Records that describe figures
= = = = = = =
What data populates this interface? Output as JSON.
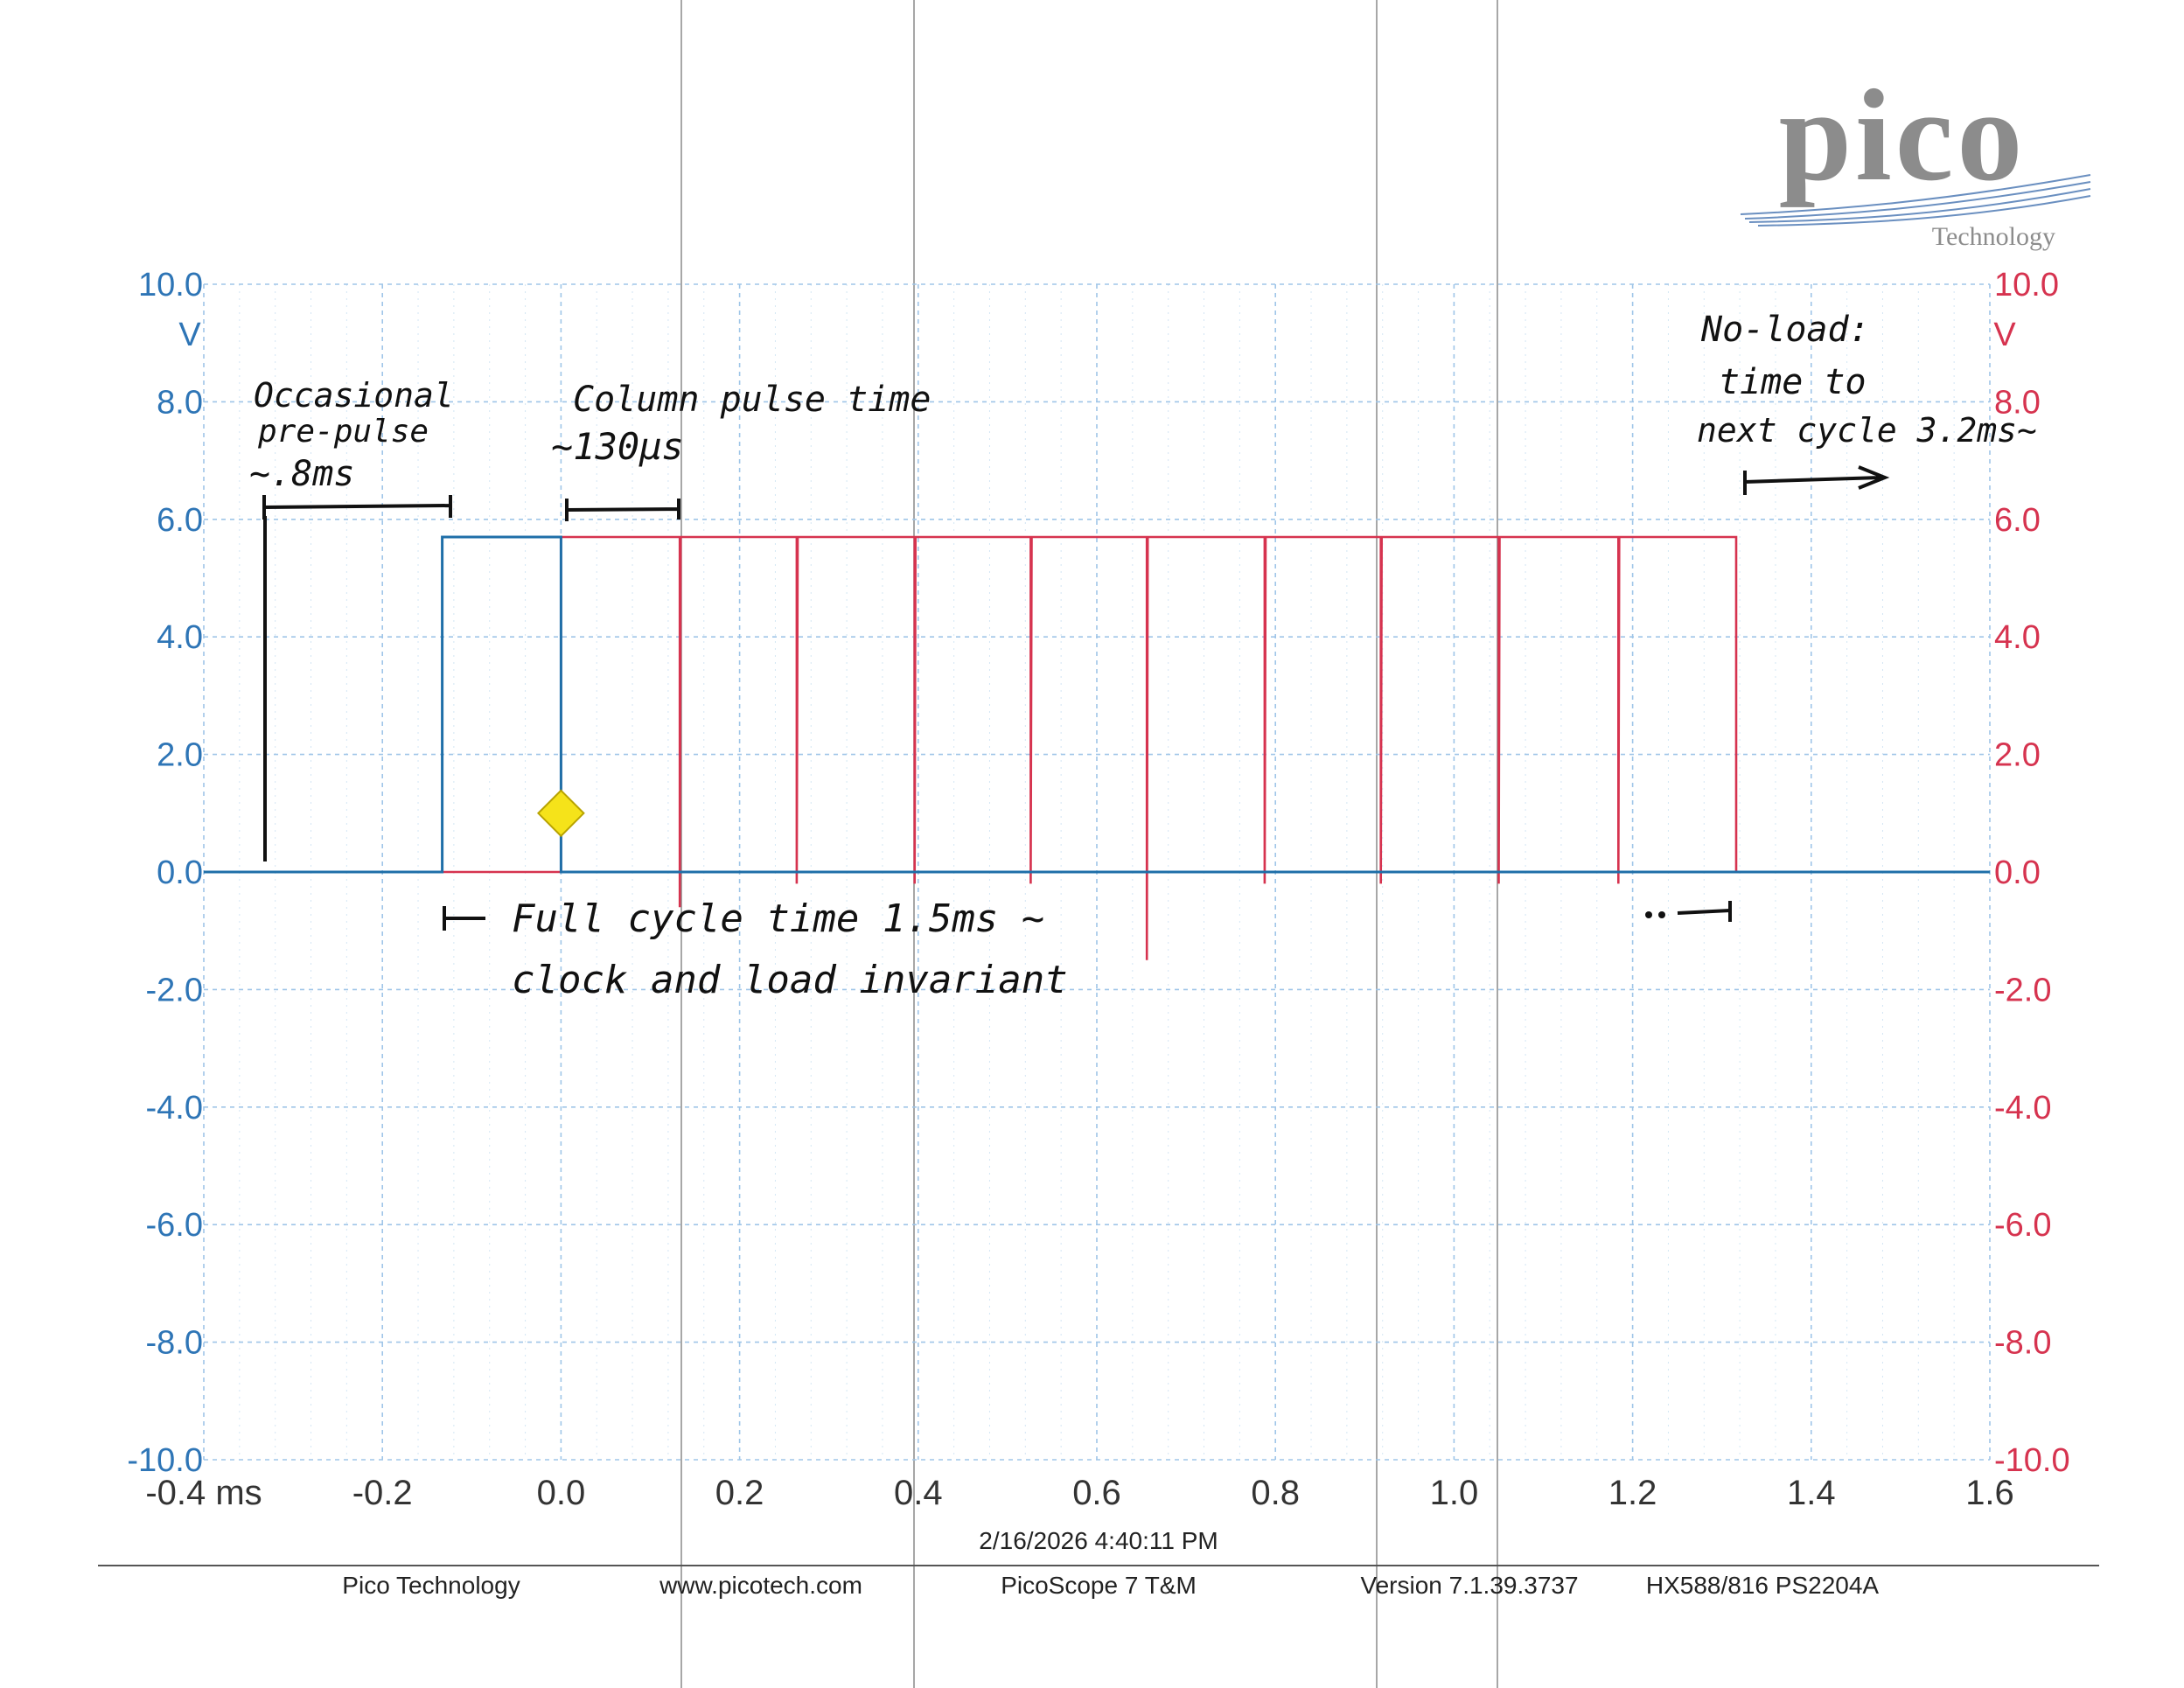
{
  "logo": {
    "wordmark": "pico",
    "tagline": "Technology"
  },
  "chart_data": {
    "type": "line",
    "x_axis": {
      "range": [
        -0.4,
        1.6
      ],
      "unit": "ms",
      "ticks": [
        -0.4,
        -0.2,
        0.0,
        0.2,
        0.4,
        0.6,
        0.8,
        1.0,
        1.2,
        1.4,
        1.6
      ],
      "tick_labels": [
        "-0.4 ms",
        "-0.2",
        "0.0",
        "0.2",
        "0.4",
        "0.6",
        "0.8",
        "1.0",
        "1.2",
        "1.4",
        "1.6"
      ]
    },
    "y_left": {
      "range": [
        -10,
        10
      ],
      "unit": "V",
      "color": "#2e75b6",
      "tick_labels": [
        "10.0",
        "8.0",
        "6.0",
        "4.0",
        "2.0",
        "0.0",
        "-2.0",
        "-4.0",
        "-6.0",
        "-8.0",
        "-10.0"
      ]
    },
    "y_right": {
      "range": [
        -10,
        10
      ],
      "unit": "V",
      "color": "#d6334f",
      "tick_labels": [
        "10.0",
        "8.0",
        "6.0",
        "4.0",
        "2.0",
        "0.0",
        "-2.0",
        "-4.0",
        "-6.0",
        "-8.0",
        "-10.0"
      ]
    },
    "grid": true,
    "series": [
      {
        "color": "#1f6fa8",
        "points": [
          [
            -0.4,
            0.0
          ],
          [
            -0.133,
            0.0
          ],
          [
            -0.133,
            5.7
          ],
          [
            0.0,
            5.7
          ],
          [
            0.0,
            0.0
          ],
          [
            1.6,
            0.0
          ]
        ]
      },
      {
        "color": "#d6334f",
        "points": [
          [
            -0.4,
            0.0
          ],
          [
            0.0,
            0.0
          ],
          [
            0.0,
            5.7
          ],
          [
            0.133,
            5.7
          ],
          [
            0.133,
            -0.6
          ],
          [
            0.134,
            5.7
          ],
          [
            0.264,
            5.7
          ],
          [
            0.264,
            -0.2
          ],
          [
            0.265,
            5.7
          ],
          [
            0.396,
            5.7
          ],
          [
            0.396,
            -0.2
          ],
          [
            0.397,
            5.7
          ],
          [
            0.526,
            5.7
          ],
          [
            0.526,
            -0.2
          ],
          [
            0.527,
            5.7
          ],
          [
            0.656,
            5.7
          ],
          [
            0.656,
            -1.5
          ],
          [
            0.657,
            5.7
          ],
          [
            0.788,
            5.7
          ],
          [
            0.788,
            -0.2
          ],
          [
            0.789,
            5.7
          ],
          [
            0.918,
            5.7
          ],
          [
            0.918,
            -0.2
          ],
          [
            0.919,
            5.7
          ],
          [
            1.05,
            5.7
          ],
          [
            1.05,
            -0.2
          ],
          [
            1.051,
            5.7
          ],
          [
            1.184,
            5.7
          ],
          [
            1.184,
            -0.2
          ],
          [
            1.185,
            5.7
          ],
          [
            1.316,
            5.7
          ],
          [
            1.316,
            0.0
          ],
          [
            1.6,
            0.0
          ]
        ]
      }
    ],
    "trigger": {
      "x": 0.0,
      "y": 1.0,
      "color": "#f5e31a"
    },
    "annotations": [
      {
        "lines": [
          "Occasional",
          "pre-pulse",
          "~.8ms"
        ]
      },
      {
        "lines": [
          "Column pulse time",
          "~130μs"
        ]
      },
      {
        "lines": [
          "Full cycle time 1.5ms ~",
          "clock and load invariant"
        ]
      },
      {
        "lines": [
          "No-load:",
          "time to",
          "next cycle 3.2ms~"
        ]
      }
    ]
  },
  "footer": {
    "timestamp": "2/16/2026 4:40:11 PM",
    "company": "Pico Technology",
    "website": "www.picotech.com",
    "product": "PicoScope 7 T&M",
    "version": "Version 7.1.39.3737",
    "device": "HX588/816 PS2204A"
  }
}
= = = = = = =
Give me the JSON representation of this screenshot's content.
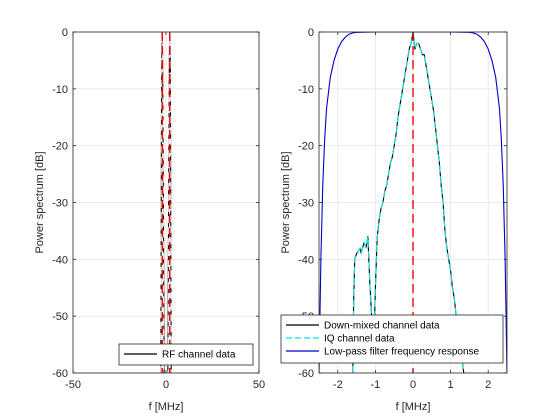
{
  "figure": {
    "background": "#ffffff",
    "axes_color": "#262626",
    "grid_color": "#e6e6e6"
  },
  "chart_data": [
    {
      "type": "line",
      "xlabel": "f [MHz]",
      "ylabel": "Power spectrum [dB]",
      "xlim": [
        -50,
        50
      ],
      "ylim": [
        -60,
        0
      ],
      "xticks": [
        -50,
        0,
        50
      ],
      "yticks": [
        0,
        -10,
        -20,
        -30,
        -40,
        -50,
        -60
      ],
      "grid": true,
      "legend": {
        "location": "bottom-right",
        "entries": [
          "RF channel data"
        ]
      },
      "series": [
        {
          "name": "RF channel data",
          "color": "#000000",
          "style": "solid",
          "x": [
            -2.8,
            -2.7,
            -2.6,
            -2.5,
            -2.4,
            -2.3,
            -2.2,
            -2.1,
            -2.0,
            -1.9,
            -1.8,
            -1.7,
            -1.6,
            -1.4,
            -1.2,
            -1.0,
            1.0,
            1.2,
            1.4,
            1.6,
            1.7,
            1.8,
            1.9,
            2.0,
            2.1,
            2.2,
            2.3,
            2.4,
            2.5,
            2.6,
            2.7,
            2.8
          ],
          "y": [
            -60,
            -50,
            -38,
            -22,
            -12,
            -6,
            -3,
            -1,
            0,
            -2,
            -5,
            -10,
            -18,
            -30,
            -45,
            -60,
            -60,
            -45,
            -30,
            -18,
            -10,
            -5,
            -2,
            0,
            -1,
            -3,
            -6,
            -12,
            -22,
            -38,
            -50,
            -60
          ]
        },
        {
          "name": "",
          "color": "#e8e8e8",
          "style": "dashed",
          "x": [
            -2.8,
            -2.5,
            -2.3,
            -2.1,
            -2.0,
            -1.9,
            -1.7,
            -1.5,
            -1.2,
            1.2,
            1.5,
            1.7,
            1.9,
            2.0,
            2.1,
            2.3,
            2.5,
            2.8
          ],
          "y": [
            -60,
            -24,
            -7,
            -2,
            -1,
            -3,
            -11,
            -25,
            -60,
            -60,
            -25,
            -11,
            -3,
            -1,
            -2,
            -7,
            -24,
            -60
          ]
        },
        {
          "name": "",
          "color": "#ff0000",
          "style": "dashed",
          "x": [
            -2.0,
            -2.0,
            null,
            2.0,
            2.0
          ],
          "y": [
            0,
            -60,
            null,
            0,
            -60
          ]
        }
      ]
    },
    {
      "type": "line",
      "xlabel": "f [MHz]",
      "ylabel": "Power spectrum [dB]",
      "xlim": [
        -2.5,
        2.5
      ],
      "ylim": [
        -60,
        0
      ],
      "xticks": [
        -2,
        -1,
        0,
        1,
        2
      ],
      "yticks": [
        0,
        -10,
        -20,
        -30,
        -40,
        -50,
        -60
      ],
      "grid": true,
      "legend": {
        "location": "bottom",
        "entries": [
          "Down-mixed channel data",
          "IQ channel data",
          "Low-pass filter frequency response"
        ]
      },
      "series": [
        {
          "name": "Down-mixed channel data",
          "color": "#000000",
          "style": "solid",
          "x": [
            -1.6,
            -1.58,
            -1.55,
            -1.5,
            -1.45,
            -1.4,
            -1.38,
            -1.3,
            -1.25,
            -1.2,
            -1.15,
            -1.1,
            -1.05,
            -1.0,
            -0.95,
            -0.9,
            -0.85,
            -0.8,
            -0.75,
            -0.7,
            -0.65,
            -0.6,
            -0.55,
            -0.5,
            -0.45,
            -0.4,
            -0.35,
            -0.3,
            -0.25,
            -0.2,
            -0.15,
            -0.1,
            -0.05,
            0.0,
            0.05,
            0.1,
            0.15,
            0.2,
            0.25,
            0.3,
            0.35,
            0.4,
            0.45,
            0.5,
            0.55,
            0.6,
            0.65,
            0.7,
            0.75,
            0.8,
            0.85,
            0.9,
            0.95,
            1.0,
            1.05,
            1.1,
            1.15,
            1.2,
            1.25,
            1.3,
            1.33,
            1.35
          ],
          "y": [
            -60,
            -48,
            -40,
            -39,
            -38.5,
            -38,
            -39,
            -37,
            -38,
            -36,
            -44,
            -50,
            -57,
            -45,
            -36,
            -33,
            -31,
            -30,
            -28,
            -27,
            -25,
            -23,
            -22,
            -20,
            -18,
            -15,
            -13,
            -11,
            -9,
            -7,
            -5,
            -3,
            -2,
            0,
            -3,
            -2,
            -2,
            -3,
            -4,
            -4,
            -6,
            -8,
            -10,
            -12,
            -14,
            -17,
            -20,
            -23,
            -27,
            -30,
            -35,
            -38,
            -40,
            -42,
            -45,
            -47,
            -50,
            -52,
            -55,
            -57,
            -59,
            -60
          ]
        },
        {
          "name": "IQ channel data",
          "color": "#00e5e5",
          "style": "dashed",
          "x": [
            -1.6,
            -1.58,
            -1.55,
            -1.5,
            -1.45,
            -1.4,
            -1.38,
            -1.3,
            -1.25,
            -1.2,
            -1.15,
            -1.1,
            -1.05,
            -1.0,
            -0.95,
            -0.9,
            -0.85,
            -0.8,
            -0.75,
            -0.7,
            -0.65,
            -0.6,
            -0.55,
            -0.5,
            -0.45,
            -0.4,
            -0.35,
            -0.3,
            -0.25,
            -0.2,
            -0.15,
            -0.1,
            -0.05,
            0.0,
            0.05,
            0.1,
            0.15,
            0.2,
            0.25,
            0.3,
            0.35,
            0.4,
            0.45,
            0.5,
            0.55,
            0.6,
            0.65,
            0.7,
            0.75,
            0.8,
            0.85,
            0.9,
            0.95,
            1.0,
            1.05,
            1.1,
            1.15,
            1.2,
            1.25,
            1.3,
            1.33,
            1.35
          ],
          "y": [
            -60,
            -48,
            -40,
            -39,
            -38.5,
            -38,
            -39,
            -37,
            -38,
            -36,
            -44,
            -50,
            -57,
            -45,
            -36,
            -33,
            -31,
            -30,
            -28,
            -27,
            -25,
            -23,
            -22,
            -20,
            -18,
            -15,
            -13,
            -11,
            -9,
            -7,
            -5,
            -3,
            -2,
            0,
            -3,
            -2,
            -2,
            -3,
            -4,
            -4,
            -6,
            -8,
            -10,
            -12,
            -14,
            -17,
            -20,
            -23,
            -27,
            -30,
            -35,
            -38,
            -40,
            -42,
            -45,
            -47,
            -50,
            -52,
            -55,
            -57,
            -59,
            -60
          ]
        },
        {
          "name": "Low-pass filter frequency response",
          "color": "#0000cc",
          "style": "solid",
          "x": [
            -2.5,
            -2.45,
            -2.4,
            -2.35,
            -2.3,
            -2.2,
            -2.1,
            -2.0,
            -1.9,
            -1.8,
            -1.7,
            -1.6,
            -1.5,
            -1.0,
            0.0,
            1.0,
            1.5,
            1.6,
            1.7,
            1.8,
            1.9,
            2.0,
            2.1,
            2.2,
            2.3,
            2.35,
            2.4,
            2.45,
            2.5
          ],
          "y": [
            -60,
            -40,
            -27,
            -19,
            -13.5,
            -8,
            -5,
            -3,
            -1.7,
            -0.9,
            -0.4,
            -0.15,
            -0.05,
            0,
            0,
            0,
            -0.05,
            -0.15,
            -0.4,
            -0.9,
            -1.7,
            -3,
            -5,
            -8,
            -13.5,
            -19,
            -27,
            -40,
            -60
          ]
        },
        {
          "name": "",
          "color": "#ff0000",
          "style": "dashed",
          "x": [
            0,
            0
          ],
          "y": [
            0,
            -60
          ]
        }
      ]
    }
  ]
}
= = = = = = =
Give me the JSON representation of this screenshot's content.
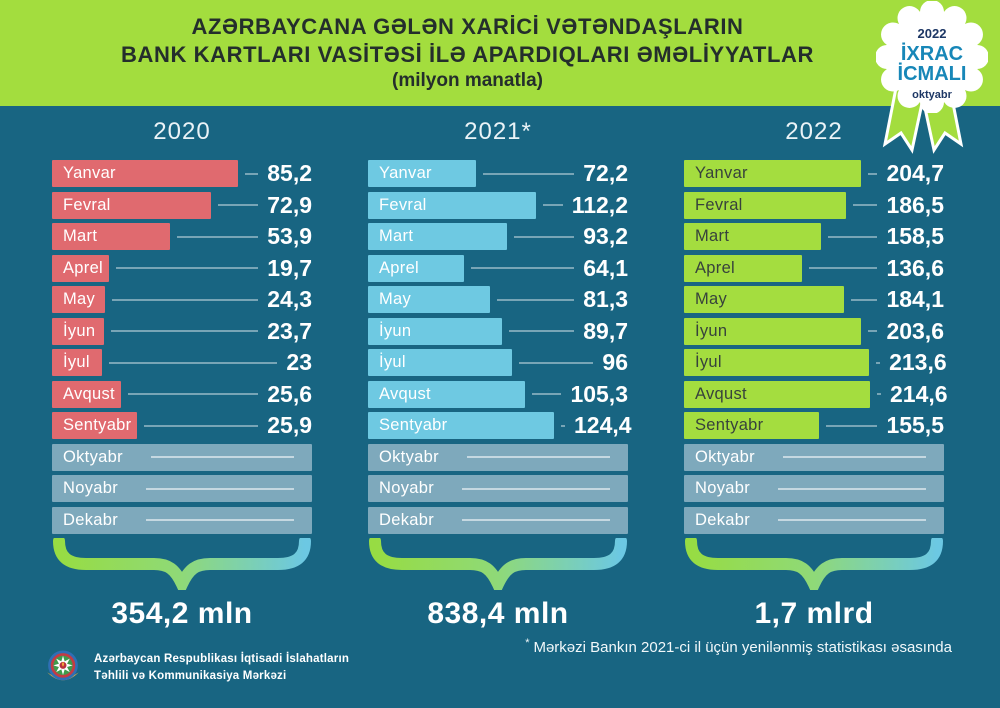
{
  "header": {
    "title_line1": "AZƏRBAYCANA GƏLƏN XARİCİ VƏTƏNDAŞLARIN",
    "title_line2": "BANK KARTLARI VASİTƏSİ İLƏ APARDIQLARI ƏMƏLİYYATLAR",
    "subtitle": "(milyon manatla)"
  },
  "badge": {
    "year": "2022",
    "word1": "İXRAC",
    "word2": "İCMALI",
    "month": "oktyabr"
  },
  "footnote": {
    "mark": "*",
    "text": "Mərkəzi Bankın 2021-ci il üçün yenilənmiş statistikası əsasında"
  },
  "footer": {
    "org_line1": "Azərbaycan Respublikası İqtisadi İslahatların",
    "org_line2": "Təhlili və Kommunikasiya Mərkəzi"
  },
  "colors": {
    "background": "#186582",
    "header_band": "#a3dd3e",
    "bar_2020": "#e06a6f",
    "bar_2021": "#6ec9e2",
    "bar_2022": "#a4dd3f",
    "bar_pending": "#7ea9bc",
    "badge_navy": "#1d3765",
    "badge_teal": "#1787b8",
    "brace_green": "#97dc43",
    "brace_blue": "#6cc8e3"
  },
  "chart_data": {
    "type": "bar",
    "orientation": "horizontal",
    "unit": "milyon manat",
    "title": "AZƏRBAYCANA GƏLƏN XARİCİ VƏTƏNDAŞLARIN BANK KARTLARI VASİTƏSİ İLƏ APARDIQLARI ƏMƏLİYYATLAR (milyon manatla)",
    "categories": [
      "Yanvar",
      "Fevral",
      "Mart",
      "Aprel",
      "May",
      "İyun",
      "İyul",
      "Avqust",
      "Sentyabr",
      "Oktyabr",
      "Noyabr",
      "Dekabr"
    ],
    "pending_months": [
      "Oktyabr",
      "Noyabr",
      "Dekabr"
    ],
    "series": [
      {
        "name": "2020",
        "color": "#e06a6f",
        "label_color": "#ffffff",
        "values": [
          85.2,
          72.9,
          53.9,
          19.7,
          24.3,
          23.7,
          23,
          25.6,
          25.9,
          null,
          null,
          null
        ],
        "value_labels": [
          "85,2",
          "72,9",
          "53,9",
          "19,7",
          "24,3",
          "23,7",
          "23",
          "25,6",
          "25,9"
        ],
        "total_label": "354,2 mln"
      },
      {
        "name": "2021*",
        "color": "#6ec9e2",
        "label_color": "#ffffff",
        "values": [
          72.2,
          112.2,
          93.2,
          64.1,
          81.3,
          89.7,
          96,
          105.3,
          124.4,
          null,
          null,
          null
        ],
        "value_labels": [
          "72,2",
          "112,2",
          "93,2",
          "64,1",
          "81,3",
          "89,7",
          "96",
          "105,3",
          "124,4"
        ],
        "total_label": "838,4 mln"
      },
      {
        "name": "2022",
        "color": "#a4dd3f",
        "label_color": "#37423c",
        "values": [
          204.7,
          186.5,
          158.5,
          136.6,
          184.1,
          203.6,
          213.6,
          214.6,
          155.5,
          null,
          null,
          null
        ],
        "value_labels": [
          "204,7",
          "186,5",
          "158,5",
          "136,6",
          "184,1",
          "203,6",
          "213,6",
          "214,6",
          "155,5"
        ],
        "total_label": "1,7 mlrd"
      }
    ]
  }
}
= = = = = = =
**Task to carry out**. Select and copy each line from the data that includes the word "XARİCİ".

**Solution below**.
    "title_line1": "AZƏRBAYCANA GƏLƏN XARİCİ VƏTƏNDAŞLARIN",
    "title": "AZƏRBAYCANA GƏLƏN XARİCİ VƏTƏNDAŞLARIN BANK KARTLARI VASİTƏSİ İLƏ APARDIQLARI ƏMƏLİYYATLAR (milyon manatla)",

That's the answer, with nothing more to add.